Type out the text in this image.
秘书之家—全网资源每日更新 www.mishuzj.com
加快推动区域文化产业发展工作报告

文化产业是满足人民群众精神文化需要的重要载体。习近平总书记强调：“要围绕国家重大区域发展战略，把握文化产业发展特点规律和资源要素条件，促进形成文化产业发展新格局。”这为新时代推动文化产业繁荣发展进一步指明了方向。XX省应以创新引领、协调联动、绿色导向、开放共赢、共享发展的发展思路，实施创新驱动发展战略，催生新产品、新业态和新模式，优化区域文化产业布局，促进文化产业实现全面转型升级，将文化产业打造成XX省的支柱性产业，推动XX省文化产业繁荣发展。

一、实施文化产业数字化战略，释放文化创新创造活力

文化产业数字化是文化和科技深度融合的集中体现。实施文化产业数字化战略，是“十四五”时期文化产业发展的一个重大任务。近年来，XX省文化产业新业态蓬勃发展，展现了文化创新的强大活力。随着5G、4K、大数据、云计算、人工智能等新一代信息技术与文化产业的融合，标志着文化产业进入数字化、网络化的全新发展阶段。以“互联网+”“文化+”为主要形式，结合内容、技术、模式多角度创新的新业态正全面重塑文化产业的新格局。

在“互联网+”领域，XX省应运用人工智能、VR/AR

= = = =

Please quote the records above exactly, without skipping a line.

Type out the text in this image.
秘书之家—全网资源每日更新 www.mishuzj.com
加快推动区域文化产业发展工作报告

文化产业是满足人民群众精神文化需要的重要载体。习近平总书记强调：“要围绕国家重大区域发展战略，把握文化产业发展特点规律和资源要素条件，促进形成文化产业发展新格局。”这为新时代推动文化产业繁荣发展进一步指明了方向。XX省应以创新引领、协调联动、绿色导向、开放共赢、共享发展的发展思路，实施创新驱动发展战略，催生新产品、新业态和新模式，优化区域文化产业布局，促进文化产业实现全面转型升级，将文化产业打造成XX省的支柱性产业，推动XX省文化产业繁荣发展。

一、实施文化产业数字化战略，释放文化创新创造活力

文化产业数字化是文化和科技深度融合的集中体现。实施文化产业数字化战略，是“十四五”时期文化产业发展的一个重大任务。近年来，XX省文化产业新业态蓬勃发展，展现了文化创新的强大活力。随着5G、4K、大数据、云计算、人工智能等新一代信息技术与文化产业的融合，标志着文化产业进入数字化、网络化的全新发展阶段。以“互联网+”“文化+”为主要形式，结合内容、技术、模式多角度创新的新业态正全面重塑文化产业的新格局。

在“互联网+”领域，XX省应运用人工智能、VR/AR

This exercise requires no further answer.